Rows |
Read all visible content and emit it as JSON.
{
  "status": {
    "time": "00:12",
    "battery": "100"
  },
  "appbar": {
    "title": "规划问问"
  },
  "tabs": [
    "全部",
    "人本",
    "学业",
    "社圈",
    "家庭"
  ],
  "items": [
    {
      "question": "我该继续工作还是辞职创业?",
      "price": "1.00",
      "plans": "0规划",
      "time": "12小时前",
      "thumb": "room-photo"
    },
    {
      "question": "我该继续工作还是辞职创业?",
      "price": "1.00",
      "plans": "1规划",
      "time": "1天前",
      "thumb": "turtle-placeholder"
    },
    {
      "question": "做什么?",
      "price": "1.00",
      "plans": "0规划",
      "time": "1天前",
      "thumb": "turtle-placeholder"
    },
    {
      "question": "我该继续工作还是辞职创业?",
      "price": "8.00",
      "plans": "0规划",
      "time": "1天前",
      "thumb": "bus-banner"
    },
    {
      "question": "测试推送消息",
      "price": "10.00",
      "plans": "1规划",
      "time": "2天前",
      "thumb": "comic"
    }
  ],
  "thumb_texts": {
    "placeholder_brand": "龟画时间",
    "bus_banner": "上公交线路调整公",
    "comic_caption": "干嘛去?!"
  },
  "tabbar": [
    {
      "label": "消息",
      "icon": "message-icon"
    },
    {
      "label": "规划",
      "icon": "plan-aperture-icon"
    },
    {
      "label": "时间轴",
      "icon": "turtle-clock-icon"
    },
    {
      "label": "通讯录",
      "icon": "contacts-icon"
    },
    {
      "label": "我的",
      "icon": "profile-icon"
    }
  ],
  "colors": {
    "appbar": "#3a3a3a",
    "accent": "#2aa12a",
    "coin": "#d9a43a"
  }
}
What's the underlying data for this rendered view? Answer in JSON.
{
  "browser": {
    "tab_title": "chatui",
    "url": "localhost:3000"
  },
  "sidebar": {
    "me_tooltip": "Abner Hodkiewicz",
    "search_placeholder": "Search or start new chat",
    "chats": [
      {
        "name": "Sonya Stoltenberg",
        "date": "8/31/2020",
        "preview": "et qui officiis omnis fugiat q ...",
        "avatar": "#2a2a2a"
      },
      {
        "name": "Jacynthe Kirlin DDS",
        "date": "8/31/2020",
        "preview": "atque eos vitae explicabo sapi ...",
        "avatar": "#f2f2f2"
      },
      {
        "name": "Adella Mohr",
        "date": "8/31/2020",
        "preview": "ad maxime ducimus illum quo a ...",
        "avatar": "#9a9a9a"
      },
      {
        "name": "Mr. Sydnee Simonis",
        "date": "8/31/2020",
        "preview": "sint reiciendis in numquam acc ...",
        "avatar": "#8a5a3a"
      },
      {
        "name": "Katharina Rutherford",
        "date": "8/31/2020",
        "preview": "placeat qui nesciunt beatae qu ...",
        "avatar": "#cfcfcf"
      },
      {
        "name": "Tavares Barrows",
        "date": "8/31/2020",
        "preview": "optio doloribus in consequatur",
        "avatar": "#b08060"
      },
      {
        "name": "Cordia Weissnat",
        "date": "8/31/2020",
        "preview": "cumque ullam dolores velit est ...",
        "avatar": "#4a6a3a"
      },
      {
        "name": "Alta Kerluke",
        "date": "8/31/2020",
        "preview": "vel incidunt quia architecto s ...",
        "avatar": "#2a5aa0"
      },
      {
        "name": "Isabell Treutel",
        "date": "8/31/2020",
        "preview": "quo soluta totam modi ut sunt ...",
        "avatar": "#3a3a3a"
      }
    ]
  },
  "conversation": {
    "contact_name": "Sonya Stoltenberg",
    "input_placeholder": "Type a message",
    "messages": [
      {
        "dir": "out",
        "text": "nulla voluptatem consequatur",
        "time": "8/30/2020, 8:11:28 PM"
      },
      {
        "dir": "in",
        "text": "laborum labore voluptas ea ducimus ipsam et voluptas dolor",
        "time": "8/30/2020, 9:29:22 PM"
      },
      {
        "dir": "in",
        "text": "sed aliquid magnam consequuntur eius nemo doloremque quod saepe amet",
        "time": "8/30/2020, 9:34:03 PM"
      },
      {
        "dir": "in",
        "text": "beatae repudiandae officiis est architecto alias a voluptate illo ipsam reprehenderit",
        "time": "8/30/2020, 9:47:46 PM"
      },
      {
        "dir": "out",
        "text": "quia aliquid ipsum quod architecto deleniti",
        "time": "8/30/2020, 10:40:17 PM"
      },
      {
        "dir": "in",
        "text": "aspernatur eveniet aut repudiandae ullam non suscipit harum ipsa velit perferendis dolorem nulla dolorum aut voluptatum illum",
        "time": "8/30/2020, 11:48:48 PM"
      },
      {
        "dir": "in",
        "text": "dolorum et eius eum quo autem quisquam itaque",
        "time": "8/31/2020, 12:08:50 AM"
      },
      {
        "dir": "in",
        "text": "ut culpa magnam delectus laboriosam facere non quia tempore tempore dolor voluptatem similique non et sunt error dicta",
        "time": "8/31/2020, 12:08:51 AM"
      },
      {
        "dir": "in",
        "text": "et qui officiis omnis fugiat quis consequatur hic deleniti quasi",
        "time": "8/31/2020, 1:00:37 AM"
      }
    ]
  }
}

What the task requires | Go through the records. Copy each line where "illum" appears.

Answer in full |
        "preview": "ad maxime ducimus illum quo a ...",
        "text": "aspernatur eveniet aut repudiandae ullam non suscipit harum ipsa velit perferendis dolorem nulla dolorum aut voluptatum illum",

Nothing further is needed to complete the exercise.